** What you should do **
Which lines hold the word "Bragg"? Copy each of them from the material.

============================================================

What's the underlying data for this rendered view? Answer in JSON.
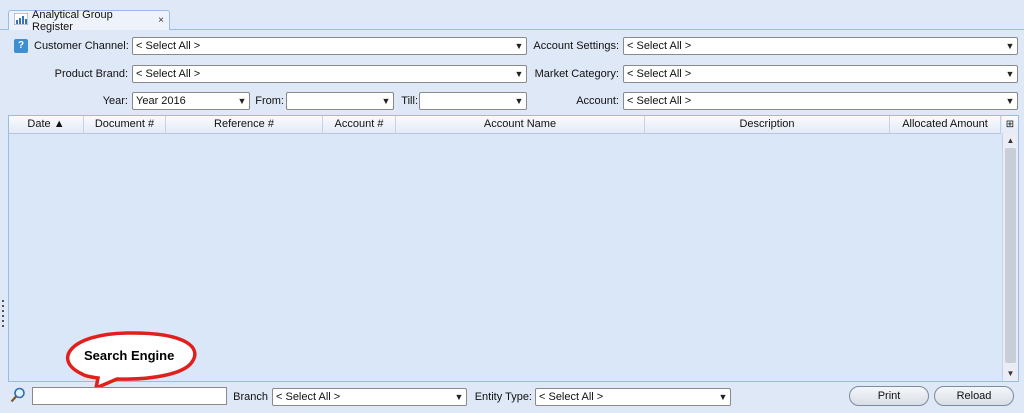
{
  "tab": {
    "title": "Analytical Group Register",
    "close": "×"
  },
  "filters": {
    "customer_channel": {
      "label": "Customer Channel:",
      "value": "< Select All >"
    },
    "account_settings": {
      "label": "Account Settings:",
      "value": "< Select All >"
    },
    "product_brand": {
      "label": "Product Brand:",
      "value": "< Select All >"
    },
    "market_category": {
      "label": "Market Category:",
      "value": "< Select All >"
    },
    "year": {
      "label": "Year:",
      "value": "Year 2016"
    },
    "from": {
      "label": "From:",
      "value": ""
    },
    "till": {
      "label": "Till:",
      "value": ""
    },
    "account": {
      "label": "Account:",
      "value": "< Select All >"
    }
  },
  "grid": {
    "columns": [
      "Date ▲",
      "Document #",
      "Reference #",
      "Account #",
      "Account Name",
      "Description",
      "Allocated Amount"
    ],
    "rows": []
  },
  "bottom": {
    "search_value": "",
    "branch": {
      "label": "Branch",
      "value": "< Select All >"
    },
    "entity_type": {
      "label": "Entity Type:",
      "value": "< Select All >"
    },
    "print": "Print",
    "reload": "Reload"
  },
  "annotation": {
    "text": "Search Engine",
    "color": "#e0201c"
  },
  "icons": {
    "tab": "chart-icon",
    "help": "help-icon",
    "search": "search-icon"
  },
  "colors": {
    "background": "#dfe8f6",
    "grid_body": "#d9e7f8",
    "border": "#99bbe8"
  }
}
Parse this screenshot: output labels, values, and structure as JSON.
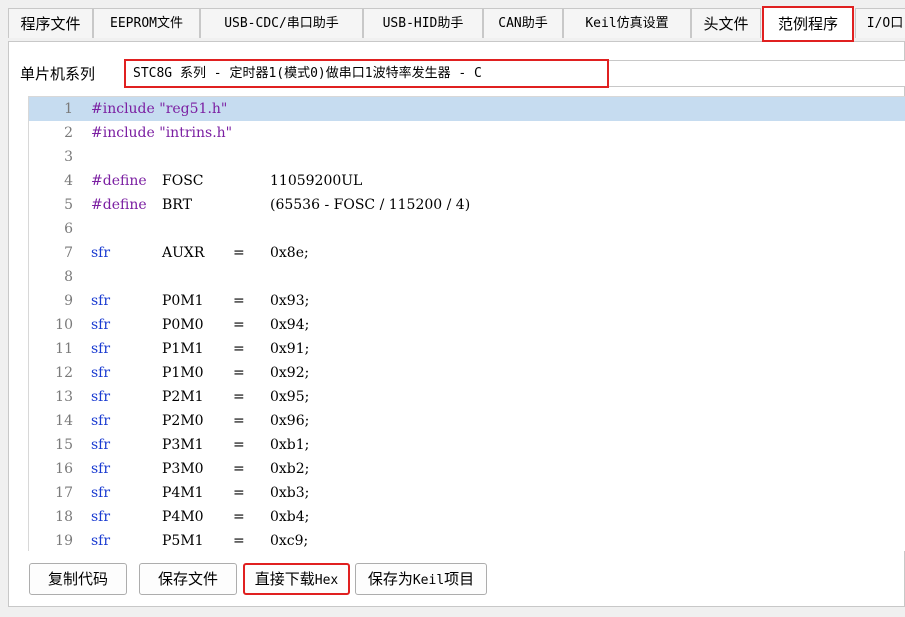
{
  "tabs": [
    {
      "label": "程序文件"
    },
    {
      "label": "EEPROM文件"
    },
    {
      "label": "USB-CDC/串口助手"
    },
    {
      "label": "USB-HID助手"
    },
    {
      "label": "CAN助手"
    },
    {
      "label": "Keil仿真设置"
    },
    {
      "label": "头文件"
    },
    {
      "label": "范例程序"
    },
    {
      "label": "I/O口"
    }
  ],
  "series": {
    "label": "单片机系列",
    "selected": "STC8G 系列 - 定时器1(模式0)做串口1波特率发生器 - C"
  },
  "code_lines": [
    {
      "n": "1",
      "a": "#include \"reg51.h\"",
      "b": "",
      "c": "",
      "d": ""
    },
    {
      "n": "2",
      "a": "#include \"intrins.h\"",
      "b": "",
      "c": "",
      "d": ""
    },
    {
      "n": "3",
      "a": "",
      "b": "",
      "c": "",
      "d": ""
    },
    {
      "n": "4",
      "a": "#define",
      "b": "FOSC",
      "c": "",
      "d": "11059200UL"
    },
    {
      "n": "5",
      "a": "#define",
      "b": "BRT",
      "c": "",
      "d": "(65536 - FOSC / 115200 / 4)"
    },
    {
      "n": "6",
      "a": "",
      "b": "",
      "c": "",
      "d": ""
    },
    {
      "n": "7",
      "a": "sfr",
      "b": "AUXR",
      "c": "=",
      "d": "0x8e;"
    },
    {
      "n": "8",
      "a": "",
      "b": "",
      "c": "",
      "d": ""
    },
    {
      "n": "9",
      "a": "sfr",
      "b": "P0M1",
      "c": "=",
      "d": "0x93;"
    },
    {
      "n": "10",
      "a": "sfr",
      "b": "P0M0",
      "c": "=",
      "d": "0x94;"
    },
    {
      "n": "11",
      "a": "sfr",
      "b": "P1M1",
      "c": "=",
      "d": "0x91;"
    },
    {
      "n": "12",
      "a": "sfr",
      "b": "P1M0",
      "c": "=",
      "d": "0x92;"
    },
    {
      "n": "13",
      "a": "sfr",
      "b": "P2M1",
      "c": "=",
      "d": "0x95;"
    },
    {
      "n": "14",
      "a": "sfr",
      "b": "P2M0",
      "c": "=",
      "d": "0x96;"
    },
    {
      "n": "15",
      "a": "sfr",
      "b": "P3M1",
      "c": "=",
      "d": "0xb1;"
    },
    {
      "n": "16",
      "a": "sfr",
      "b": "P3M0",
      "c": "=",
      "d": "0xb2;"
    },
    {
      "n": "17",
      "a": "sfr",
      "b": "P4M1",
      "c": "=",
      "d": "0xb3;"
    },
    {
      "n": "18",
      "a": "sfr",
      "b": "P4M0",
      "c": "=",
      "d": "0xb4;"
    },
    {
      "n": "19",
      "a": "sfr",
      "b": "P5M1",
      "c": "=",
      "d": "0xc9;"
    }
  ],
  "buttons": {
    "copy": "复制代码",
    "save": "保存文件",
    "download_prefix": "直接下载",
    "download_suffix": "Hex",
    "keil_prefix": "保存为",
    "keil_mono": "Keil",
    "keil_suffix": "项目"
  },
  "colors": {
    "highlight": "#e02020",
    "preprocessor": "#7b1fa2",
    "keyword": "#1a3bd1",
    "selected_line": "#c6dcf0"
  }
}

============================================================

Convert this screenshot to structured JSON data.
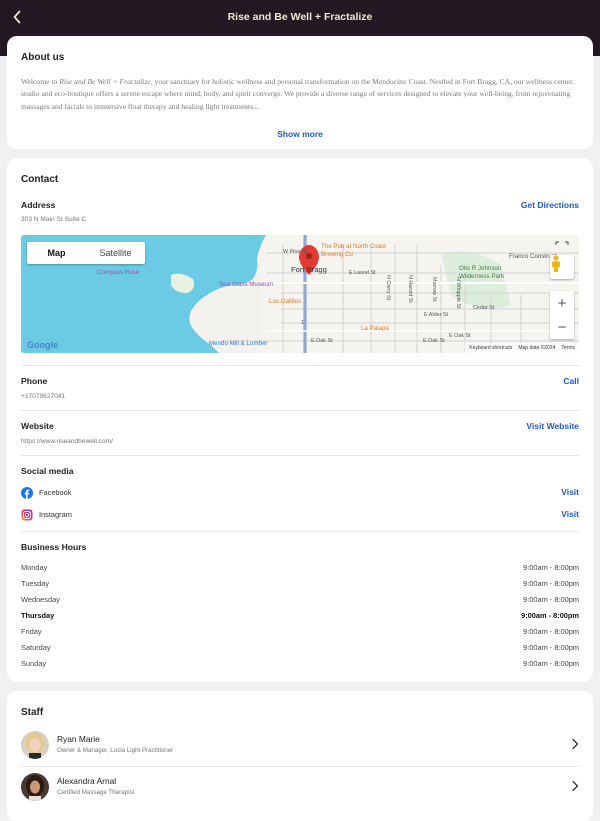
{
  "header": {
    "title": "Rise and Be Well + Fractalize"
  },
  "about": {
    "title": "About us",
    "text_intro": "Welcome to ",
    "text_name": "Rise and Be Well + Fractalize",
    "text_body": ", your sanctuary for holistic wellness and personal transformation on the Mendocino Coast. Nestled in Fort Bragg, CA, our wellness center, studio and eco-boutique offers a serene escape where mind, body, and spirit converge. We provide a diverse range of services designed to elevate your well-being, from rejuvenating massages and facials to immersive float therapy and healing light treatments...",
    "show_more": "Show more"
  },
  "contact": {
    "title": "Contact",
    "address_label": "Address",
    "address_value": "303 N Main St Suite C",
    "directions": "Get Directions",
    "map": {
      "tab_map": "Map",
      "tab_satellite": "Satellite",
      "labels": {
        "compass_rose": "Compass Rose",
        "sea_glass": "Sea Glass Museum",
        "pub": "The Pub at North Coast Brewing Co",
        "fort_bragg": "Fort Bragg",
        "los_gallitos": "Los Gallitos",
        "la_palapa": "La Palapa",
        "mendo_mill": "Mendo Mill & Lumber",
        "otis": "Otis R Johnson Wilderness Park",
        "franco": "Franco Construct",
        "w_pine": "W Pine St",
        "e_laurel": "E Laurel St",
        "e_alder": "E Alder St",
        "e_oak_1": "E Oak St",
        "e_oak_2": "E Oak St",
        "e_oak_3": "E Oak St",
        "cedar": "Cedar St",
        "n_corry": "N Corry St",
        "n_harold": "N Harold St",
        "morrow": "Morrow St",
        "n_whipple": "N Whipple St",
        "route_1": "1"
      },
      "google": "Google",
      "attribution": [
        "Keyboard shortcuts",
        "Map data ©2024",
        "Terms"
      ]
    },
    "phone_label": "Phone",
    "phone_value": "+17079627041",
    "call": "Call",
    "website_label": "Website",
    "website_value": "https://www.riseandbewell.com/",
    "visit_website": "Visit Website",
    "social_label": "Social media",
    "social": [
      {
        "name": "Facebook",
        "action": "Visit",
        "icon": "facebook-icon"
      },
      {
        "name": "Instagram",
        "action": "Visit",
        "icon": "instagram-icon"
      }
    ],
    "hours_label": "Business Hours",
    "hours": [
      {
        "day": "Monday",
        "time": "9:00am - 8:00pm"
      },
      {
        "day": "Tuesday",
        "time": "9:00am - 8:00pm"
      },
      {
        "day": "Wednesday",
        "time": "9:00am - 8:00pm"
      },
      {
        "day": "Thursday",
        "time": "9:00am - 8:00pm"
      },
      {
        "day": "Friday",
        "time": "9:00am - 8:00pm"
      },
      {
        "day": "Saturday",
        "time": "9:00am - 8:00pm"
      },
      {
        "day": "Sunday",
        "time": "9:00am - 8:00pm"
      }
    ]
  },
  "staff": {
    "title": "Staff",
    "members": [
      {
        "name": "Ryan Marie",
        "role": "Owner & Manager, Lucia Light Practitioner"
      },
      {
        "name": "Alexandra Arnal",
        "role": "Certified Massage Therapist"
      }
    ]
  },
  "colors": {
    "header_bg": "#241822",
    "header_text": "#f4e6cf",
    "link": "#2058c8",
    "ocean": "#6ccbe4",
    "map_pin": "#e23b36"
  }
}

============================================================

** Answer to this task **
    "text_body": ", your sanctuary for holistic wellness and personal transformation on the Mendocino Coast. Nestled in Fort Bragg, CA, our wellness center, studio and eco-boutique offers a serene escape where mind, body, and spirit converge. We provide a diverse range of services designed to elevate your well-being, from rejuvenating massages and facials to immersive float therapy and healing light treatments...",
        "fort_bragg": "Fort Bragg",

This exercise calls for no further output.